- [EXERCISE INPUT]:

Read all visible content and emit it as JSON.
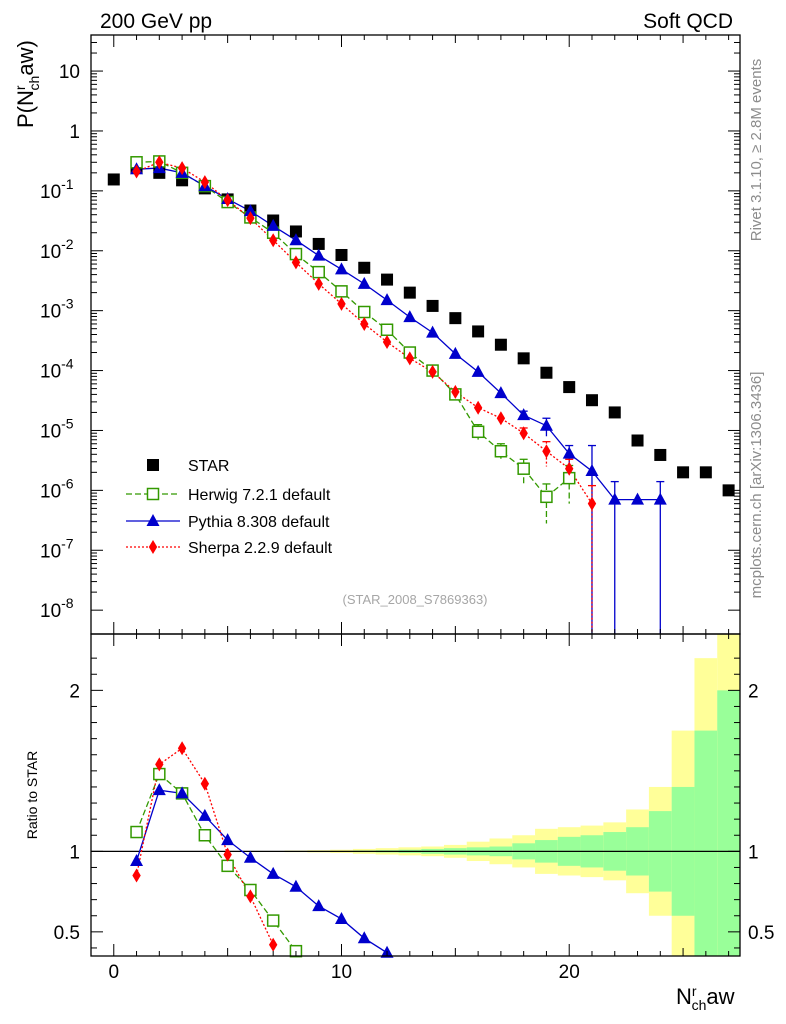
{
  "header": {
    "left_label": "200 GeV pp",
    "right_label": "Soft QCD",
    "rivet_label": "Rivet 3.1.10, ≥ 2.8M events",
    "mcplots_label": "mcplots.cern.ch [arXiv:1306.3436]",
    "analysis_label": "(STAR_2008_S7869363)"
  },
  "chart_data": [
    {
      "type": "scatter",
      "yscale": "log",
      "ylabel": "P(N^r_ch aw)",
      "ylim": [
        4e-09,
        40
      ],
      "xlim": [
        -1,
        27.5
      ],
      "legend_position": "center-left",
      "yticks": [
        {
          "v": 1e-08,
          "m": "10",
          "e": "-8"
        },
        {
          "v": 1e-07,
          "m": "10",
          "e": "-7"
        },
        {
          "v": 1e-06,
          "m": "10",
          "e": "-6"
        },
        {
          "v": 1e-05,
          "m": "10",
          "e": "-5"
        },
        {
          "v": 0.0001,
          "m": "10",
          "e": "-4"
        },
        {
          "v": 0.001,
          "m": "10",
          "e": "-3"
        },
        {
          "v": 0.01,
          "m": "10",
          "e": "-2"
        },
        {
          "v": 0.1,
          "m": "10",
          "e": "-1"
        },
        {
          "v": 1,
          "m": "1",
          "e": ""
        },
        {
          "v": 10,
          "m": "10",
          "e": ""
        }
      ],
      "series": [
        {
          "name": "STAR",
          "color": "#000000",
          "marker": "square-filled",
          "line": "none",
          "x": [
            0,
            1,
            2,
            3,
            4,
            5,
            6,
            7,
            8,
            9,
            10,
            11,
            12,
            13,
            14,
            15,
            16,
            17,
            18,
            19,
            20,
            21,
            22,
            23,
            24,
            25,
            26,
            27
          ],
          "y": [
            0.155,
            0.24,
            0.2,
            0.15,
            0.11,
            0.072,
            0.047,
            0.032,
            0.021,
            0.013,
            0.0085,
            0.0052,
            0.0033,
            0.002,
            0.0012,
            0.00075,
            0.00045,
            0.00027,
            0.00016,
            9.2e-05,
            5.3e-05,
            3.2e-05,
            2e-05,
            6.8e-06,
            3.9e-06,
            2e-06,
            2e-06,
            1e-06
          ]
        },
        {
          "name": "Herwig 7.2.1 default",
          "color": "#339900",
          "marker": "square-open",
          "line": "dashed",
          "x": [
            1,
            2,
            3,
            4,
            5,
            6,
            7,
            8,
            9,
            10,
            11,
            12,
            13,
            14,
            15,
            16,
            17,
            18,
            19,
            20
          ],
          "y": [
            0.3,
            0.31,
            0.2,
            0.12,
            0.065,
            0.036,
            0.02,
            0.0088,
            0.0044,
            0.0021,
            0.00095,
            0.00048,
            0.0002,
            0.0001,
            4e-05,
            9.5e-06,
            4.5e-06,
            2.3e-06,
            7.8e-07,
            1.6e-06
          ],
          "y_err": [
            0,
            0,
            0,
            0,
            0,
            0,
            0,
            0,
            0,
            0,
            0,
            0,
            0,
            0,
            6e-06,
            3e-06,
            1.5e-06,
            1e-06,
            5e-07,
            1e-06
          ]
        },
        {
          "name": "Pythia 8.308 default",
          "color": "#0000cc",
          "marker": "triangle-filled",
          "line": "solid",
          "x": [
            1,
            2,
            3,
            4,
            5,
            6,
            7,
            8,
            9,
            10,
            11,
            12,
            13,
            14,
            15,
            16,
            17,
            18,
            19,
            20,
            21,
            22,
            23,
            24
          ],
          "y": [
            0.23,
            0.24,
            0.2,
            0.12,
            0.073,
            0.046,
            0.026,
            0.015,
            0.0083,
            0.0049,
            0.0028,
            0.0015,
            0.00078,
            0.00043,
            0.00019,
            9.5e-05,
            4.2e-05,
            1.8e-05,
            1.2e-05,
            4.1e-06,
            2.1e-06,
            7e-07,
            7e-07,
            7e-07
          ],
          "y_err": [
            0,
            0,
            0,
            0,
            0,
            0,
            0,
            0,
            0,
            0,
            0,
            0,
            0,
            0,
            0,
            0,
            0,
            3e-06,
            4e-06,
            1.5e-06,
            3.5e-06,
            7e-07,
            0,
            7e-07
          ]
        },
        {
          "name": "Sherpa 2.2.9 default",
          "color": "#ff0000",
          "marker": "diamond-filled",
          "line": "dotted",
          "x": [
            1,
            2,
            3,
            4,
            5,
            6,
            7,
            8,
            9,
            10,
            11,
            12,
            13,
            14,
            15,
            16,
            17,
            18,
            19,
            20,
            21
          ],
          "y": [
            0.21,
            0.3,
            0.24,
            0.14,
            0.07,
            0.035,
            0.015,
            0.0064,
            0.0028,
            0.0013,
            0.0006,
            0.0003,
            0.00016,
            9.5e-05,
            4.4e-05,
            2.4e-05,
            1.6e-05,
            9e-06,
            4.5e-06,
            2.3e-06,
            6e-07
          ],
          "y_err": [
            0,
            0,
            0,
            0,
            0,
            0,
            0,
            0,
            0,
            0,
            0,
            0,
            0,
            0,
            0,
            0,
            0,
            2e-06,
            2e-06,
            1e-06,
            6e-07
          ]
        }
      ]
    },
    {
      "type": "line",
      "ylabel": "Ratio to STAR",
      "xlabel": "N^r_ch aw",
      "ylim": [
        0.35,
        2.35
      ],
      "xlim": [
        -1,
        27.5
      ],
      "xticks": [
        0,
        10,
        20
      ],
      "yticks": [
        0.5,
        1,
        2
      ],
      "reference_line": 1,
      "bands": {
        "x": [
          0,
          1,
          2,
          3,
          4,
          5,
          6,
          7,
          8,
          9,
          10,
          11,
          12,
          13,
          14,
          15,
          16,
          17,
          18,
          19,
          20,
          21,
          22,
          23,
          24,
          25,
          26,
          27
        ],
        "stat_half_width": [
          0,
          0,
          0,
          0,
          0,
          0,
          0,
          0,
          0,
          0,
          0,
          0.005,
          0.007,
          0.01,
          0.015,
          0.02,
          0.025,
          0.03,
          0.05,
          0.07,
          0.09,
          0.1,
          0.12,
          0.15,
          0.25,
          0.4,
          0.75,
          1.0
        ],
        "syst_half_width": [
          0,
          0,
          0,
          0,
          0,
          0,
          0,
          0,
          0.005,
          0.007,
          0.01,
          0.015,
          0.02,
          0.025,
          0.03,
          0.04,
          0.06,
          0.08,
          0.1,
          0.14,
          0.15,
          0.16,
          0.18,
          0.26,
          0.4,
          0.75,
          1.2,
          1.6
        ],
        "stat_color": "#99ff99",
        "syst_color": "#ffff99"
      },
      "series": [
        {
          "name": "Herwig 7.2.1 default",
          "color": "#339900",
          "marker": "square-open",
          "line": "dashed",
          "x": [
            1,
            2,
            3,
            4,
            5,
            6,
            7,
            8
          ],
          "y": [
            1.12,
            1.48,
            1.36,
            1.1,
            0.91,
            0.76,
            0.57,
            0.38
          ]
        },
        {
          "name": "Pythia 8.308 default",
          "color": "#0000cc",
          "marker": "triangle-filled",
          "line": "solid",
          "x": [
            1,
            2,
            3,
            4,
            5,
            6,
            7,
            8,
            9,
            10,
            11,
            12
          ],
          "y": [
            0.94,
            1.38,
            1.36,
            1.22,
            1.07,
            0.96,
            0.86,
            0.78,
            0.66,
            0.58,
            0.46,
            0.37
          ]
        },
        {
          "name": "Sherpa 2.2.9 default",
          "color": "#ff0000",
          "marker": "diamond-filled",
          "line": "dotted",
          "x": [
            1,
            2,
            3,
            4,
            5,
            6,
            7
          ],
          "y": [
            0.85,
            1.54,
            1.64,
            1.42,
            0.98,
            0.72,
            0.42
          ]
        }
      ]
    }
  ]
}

- [SHORT EXERCISE]: Retype the data above exactly; pictures are not part of the copy.

- [SOLUTION TO THE PROBLEM]:
Read all visible content and emit it as JSON.
{
  "header": {
    "left_label": "200 GeV pp",
    "right_label": "Soft QCD",
    "rivet_label": "Rivet 3.1.10, ≥ 2.8M events",
    "mcplots_label": "mcplots.cern.ch [arXiv:1306.3436]",
    "analysis_label": "(STAR_2008_S7869363)"
  },
  "chart_data": [
    {
      "type": "scatter",
      "yscale": "log",
      "ylabel": "P(N^r_ch aw)",
      "ylim": [
        4e-09,
        40
      ],
      "xlim": [
        -1,
        27.5
      ],
      "legend_position": "center-left",
      "yticks": [
        {
          "v": 1e-08,
          "m": "10",
          "e": "-8"
        },
        {
          "v": 1e-07,
          "m": "10",
          "e": "-7"
        },
        {
          "v": 1e-06,
          "m": "10",
          "e": "-6"
        },
        {
          "v": 1e-05,
          "m": "10",
          "e": "-5"
        },
        {
          "v": 0.0001,
          "m": "10",
          "e": "-4"
        },
        {
          "v": 0.001,
          "m": "10",
          "e": "-3"
        },
        {
          "v": 0.01,
          "m": "10",
          "e": "-2"
        },
        {
          "v": 0.1,
          "m": "10",
          "e": "-1"
        },
        {
          "v": 1,
          "m": "1",
          "e": ""
        },
        {
          "v": 10,
          "m": "10",
          "e": ""
        }
      ],
      "series": [
        {
          "name": "STAR",
          "color": "#000000",
          "marker": "square-filled",
          "line": "none",
          "x": [
            0,
            1,
            2,
            3,
            4,
            5,
            6,
            7,
            8,
            9,
            10,
            11,
            12,
            13,
            14,
            15,
            16,
            17,
            18,
            19,
            20,
            21,
            22,
            23,
            24,
            25,
            26,
            27
          ],
          "y": [
            0.155,
            0.24,
            0.2,
            0.15,
            0.11,
            0.072,
            0.047,
            0.032,
            0.021,
            0.013,
            0.0085,
            0.0052,
            0.0033,
            0.002,
            0.0012,
            0.00075,
            0.00045,
            0.00027,
            0.00016,
            9.2e-05,
            5.3e-05,
            3.2e-05,
            2e-05,
            6.8e-06,
            3.9e-06,
            2e-06,
            2e-06,
            1e-06
          ]
        },
        {
          "name": "Herwig 7.2.1 default",
          "color": "#339900",
          "marker": "square-open",
          "line": "dashed",
          "x": [
            1,
            2,
            3,
            4,
            5,
            6,
            7,
            8,
            9,
            10,
            11,
            12,
            13,
            14,
            15,
            16,
            17,
            18,
            19,
            20
          ],
          "y": [
            0.3,
            0.31,
            0.2,
            0.12,
            0.065,
            0.036,
            0.02,
            0.0088,
            0.0044,
            0.0021,
            0.00095,
            0.00048,
            0.0002,
            0.0001,
            4e-05,
            9.5e-06,
            4.5e-06,
            2.3e-06,
            7.8e-07,
            1.6e-06
          ],
          "y_err": [
            0,
            0,
            0,
            0,
            0,
            0,
            0,
            0,
            0,
            0,
            0,
            0,
            0,
            0,
            6e-06,
            3e-06,
            1.5e-06,
            1e-06,
            5e-07,
            1e-06
          ]
        },
        {
          "name": "Pythia 8.308 default",
          "color": "#0000cc",
          "marker": "triangle-filled",
          "line": "solid",
          "x": [
            1,
            2,
            3,
            4,
            5,
            6,
            7,
            8,
            9,
            10,
            11,
            12,
            13,
            14,
            15,
            16,
            17,
            18,
            19,
            20,
            21,
            22,
            23,
            24
          ],
          "y": [
            0.23,
            0.24,
            0.2,
            0.12,
            0.073,
            0.046,
            0.026,
            0.015,
            0.0083,
            0.0049,
            0.0028,
            0.0015,
            0.00078,
            0.00043,
            0.00019,
            9.5e-05,
            4.2e-05,
            1.8e-05,
            1.2e-05,
            4.1e-06,
            2.1e-06,
            7e-07,
            7e-07,
            7e-07
          ],
          "y_err": [
            0,
            0,
            0,
            0,
            0,
            0,
            0,
            0,
            0,
            0,
            0,
            0,
            0,
            0,
            0,
            0,
            0,
            3e-06,
            4e-06,
            1.5e-06,
            3.5e-06,
            7e-07,
            0,
            7e-07
          ]
        },
        {
          "name": "Sherpa 2.2.9 default",
          "color": "#ff0000",
          "marker": "diamond-filled",
          "line": "dotted",
          "x": [
            1,
            2,
            3,
            4,
            5,
            6,
            7,
            8,
            9,
            10,
            11,
            12,
            13,
            14,
            15,
            16,
            17,
            18,
            19,
            20,
            21
          ],
          "y": [
            0.21,
            0.3,
            0.24,
            0.14,
            0.07,
            0.035,
            0.015,
            0.0064,
            0.0028,
            0.0013,
            0.0006,
            0.0003,
            0.00016,
            9.5e-05,
            4.4e-05,
            2.4e-05,
            1.6e-05,
            9e-06,
            4.5e-06,
            2.3e-06,
            6e-07
          ],
          "y_err": [
            0,
            0,
            0,
            0,
            0,
            0,
            0,
            0,
            0,
            0,
            0,
            0,
            0,
            0,
            0,
            0,
            0,
            2e-06,
            2e-06,
            1e-06,
            6e-07
          ]
        }
      ]
    },
    {
      "type": "line",
      "ylabel": "Ratio to STAR",
      "xlabel": "N^r_ch aw",
      "ylim": [
        0.35,
        2.35
      ],
      "xlim": [
        -1,
        27.5
      ],
      "xticks": [
        0,
        10,
        20
      ],
      "yticks": [
        0.5,
        1,
        2
      ],
      "reference_line": 1,
      "bands": {
        "x": [
          0,
          1,
          2,
          3,
          4,
          5,
          6,
          7,
          8,
          9,
          10,
          11,
          12,
          13,
          14,
          15,
          16,
          17,
          18,
          19,
          20,
          21,
          22,
          23,
          24,
          25,
          26,
          27
        ],
        "stat_half_width": [
          0,
          0,
          0,
          0,
          0,
          0,
          0,
          0,
          0,
          0,
          0,
          0.005,
          0.007,
          0.01,
          0.015,
          0.02,
          0.025,
          0.03,
          0.05,
          0.07,
          0.09,
          0.1,
          0.12,
          0.15,
          0.25,
          0.4,
          0.75,
          1.0
        ],
        "syst_half_width": [
          0,
          0,
          0,
          0,
          0,
          0,
          0,
          0,
          0.005,
          0.007,
          0.01,
          0.015,
          0.02,
          0.025,
          0.03,
          0.04,
          0.06,
          0.08,
          0.1,
          0.14,
          0.15,
          0.16,
          0.18,
          0.26,
          0.4,
          0.75,
          1.2,
          1.6
        ],
        "stat_color": "#99ff99",
        "syst_color": "#ffff99"
      },
      "series": [
        {
          "name": "Herwig 7.2.1 default",
          "color": "#339900",
          "marker": "square-open",
          "line": "dashed",
          "x": [
            1,
            2,
            3,
            4,
            5,
            6,
            7,
            8
          ],
          "y": [
            1.12,
            1.48,
            1.36,
            1.1,
            0.91,
            0.76,
            0.57,
            0.38
          ]
        },
        {
          "name": "Pythia 8.308 default",
          "color": "#0000cc",
          "marker": "triangle-filled",
          "line": "solid",
          "x": [
            1,
            2,
            3,
            4,
            5,
            6,
            7,
            8,
            9,
            10,
            11,
            12
          ],
          "y": [
            0.94,
            1.38,
            1.36,
            1.22,
            1.07,
            0.96,
            0.86,
            0.78,
            0.66,
            0.58,
            0.46,
            0.37
          ]
        },
        {
          "name": "Sherpa 2.2.9 default",
          "color": "#ff0000",
          "marker": "diamond-filled",
          "line": "dotted",
          "x": [
            1,
            2,
            3,
            4,
            5,
            6,
            7
          ],
          "y": [
            0.85,
            1.54,
            1.64,
            1.42,
            0.98,
            0.72,
            0.42
          ]
        }
      ]
    }
  ]
}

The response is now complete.